* **What to do**
Reproduce the full listing below unchanged, apart from the pictures.

-- begin Records for processing --

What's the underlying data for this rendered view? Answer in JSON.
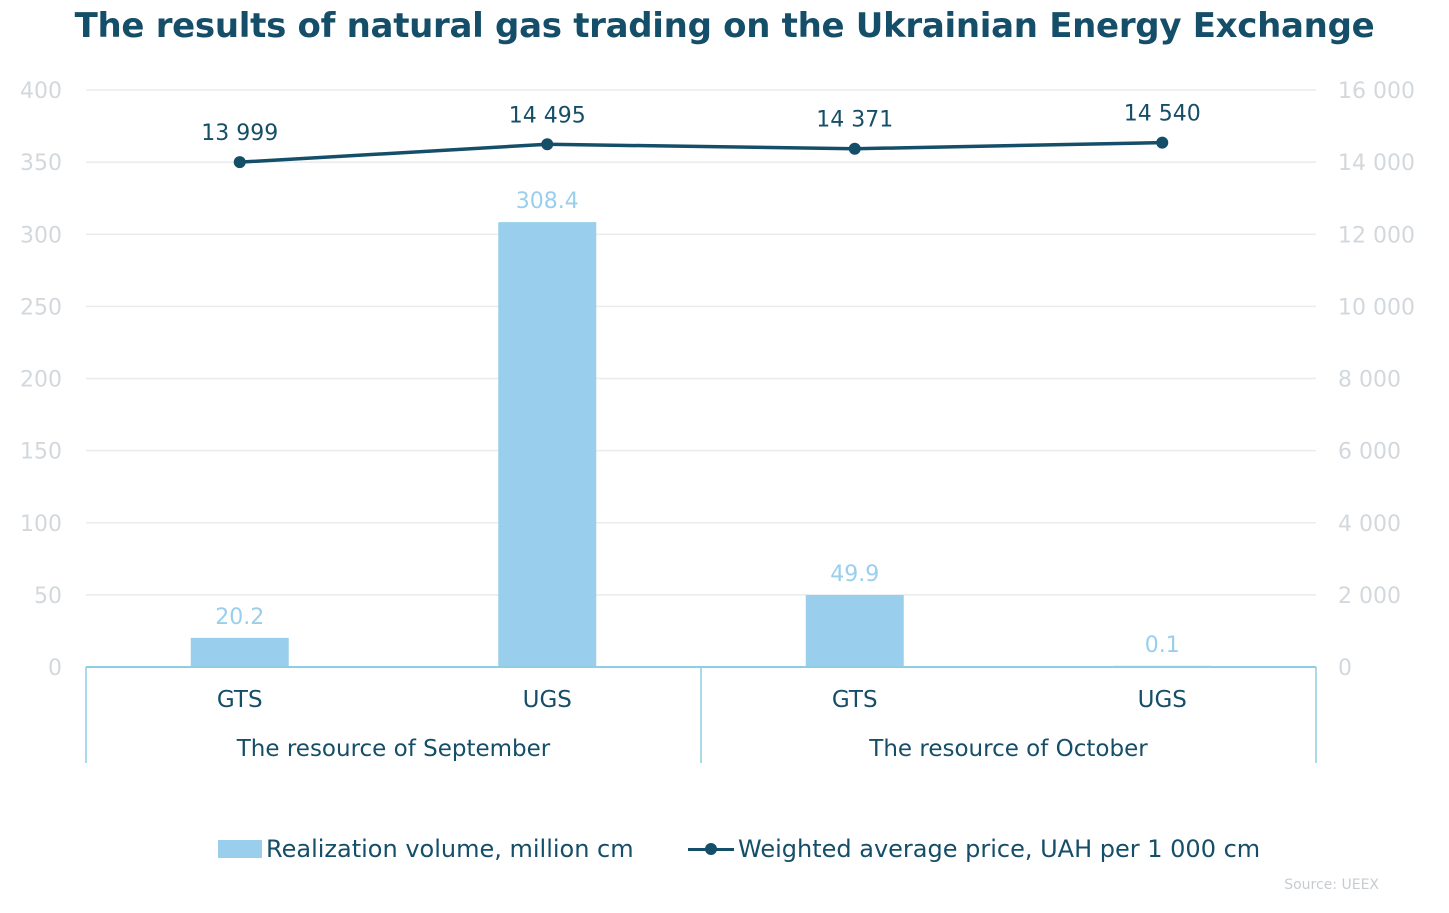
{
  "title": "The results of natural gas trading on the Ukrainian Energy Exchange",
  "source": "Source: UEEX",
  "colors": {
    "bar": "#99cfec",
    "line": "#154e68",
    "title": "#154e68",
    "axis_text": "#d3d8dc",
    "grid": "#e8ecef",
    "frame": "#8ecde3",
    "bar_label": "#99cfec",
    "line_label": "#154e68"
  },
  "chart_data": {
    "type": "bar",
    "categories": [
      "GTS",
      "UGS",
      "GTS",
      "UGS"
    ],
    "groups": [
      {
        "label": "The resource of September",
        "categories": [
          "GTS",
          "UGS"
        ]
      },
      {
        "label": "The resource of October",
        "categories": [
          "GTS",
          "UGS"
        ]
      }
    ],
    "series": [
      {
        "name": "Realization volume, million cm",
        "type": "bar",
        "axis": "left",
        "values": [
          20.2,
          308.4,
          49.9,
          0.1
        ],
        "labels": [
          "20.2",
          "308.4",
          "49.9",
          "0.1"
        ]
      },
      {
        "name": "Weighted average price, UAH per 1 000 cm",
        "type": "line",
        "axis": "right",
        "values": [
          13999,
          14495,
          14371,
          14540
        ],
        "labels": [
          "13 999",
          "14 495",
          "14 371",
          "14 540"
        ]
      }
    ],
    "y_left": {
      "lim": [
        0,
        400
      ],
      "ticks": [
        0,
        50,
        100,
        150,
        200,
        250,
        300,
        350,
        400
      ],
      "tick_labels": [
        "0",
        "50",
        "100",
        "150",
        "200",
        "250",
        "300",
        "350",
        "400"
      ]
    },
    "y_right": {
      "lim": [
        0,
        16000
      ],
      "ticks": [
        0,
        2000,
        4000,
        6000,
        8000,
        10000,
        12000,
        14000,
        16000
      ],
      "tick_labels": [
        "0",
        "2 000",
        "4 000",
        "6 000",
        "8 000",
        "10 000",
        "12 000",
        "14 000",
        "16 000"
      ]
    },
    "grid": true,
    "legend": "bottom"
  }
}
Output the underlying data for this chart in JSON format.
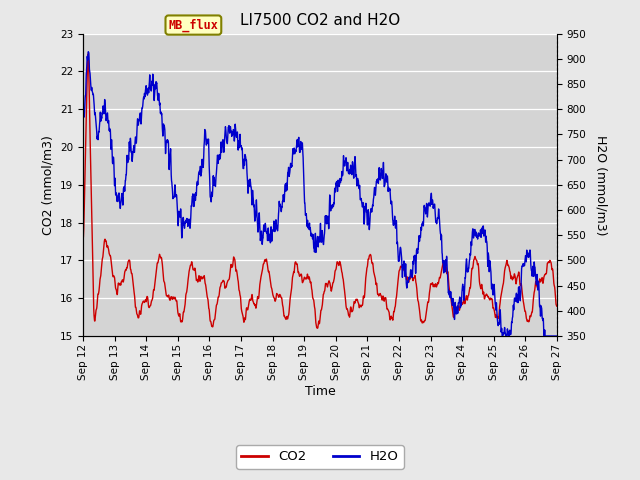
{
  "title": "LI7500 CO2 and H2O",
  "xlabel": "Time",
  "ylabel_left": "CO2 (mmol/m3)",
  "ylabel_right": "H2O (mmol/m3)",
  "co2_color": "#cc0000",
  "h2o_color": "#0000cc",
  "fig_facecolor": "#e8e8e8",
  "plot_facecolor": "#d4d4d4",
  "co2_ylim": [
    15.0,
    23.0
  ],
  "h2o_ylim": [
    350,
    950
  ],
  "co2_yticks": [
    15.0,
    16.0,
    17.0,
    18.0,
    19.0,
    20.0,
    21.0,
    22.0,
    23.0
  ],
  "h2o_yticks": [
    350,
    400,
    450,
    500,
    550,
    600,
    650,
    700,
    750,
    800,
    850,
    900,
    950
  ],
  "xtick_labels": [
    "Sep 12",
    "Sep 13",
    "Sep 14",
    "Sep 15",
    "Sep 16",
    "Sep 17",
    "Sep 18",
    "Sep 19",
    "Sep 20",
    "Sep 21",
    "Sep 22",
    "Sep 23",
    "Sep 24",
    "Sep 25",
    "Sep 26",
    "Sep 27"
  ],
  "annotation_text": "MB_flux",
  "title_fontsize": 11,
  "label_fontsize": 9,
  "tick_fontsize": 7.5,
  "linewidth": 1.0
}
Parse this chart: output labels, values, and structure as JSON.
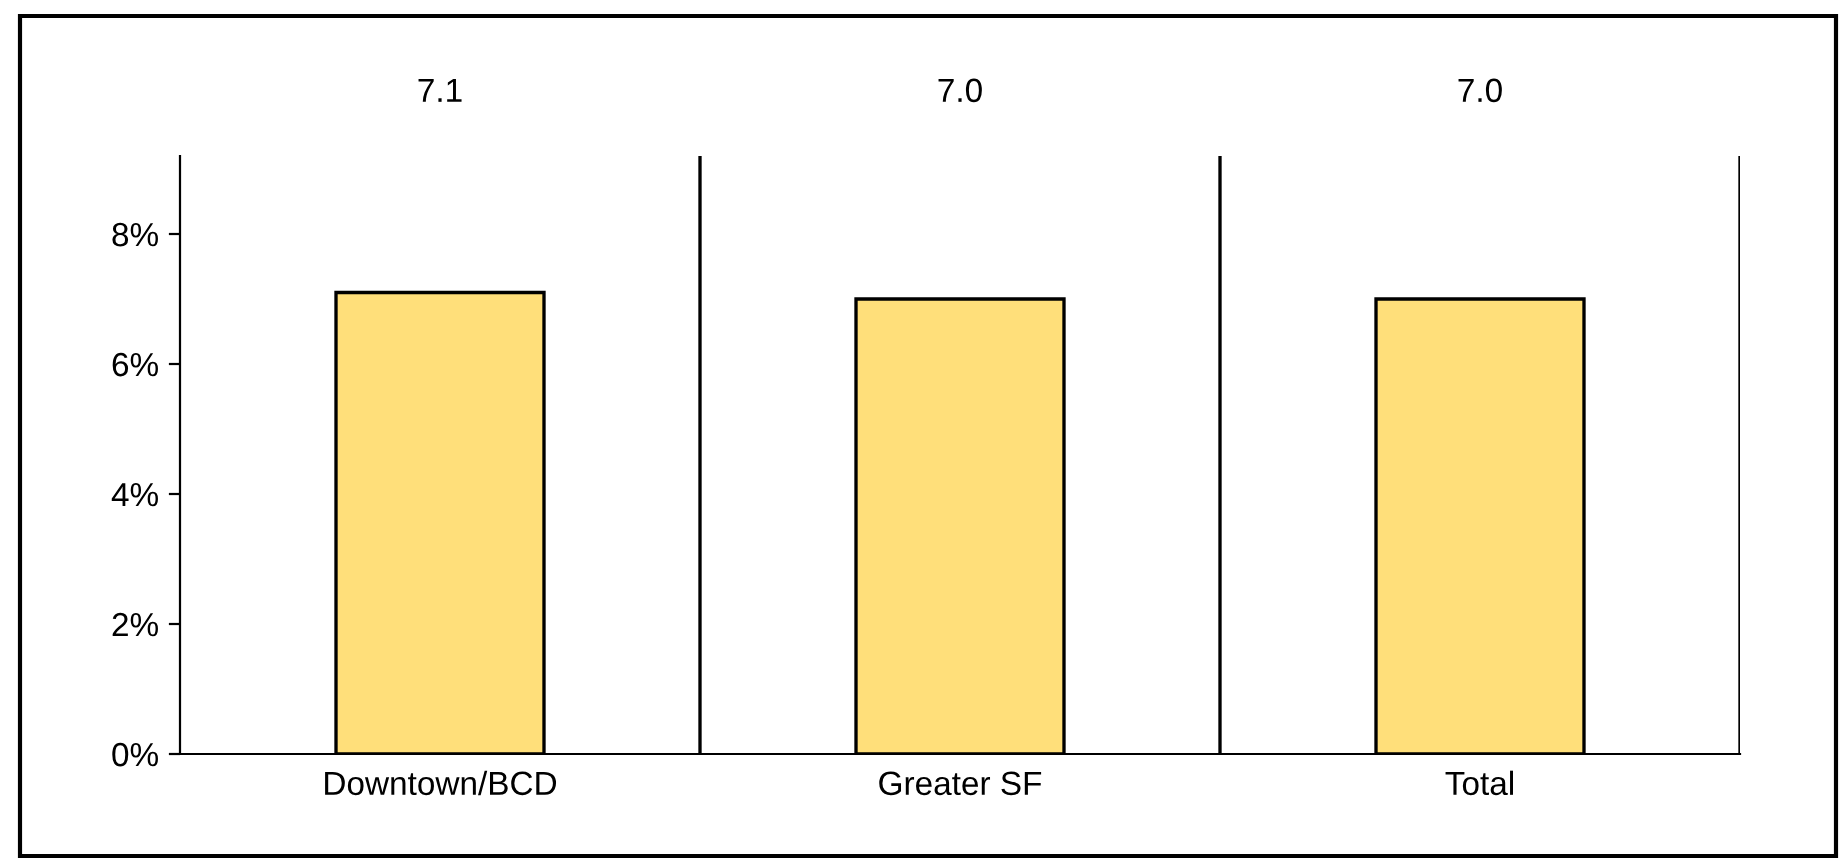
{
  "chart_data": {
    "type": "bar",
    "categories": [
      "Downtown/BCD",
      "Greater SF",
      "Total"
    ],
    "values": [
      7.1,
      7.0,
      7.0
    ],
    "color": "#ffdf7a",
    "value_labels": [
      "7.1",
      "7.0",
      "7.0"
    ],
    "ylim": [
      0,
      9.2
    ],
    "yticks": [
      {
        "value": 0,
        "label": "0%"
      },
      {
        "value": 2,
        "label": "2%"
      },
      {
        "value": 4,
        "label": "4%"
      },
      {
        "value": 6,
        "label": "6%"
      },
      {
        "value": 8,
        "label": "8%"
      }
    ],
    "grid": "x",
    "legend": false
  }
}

-- end Records for processing --

* **Exercise response**
What's the underlying data for this rendered view? Answer in JSON.
{
  "title": "The results of natural gas trading on the Ukrainian Energy Exchange",
  "source": "Source: UEEX",
  "colors": {
    "bar": "#99cfec",
    "line": "#154e68",
    "title": "#154e68",
    "axis_text": "#d3d8dc",
    "grid": "#e8ecef",
    "frame": "#8ecde3",
    "bar_label": "#99cfec",
    "line_label": "#154e68"
  },
  "chart_data": {
    "type": "bar",
    "categories": [
      "GTS",
      "UGS",
      "GTS",
      "UGS"
    ],
    "groups": [
      {
        "label": "The resource of September",
        "categories": [
          "GTS",
          "UGS"
        ]
      },
      {
        "label": "The resource of October",
        "categories": [
          "GTS",
          "UGS"
        ]
      }
    ],
    "series": [
      {
        "name": "Realization volume, million cm",
        "type": "bar",
        "axis": "left",
        "values": [
          20.2,
          308.4,
          49.9,
          0.1
        ],
        "labels": [
          "20.2",
          "308.4",
          "49.9",
          "0.1"
        ]
      },
      {
        "name": "Weighted average price, UAH per 1 000 cm",
        "type": "line",
        "axis": "right",
        "values": [
          13999,
          14495,
          14371,
          14540
        ],
        "labels": [
          "13 999",
          "14 495",
          "14 371",
          "14 540"
        ]
      }
    ],
    "y_left": {
      "lim": [
        0,
        400
      ],
      "ticks": [
        0,
        50,
        100,
        150,
        200,
        250,
        300,
        350,
        400
      ],
      "tick_labels": [
        "0",
        "50",
        "100",
        "150",
        "200",
        "250",
        "300",
        "350",
        "400"
      ]
    },
    "y_right": {
      "lim": [
        0,
        16000
      ],
      "ticks": [
        0,
        2000,
        4000,
        6000,
        8000,
        10000,
        12000,
        14000,
        16000
      ],
      "tick_labels": [
        "0",
        "2 000",
        "4 000",
        "6 000",
        "8 000",
        "10 000",
        "12 000",
        "14 000",
        "16 000"
      ]
    },
    "grid": true,
    "legend": "bottom"
  }
}
Output the underlying data for this chart in JSON format.
{
  "title": "LI7500 CO2 and H2O",
  "xlabel": "Time",
  "ylabel_left": "CO2 (mmol/m3)",
  "ylabel_right": "H2O (mmol/m3)",
  "co2_color": "#cc0000",
  "h2o_color": "#0000cc",
  "fig_facecolor": "#e8e8e8",
  "plot_facecolor": "#d4d4d4",
  "co2_ylim": [
    15.0,
    23.0
  ],
  "h2o_ylim": [
    350,
    950
  ],
  "co2_yticks": [
    15.0,
    16.0,
    17.0,
    18.0,
    19.0,
    20.0,
    21.0,
    22.0,
    23.0
  ],
  "h2o_yticks": [
    350,
    400,
    450,
    500,
    550,
    600,
    650,
    700,
    750,
    800,
    850,
    900,
    950
  ],
  "xtick_labels": [
    "Sep 12",
    "Sep 13",
    "Sep 14",
    "Sep 15",
    "Sep 16",
    "Sep 17",
    "Sep 18",
    "Sep 19",
    "Sep 20",
    "Sep 21",
    "Sep 22",
    "Sep 23",
    "Sep 24",
    "Sep 25",
    "Sep 26",
    "Sep 27"
  ],
  "annotation_text": "MB_flux",
  "title_fontsize": 11,
  "label_fontsize": 9,
  "tick_fontsize": 7.5,
  "linewidth": 1.0
}
Parse this chart: output labels, values, and structure as JSON.
{
  "chart_data": {
    "type": "bar",
    "categories": [
      "Downtown/BCD",
      "Greater SF",
      "Total"
    ],
    "values": [
      7.1,
      7.0,
      7.0
    ],
    "color": "#ffdf7a",
    "value_labels": [
      "7.1",
      "7.0",
      "7.0"
    ],
    "ylim": [
      0,
      9.2
    ],
    "yticks": [
      {
        "value": 0,
        "label": "0%"
      },
      {
        "value": 2,
        "label": "2%"
      },
      {
        "value": 4,
        "label": "4%"
      },
      {
        "value": 6,
        "label": "6%"
      },
      {
        "value": 8,
        "label": "8%"
      }
    ],
    "grid": "x",
    "legend": false
  }
}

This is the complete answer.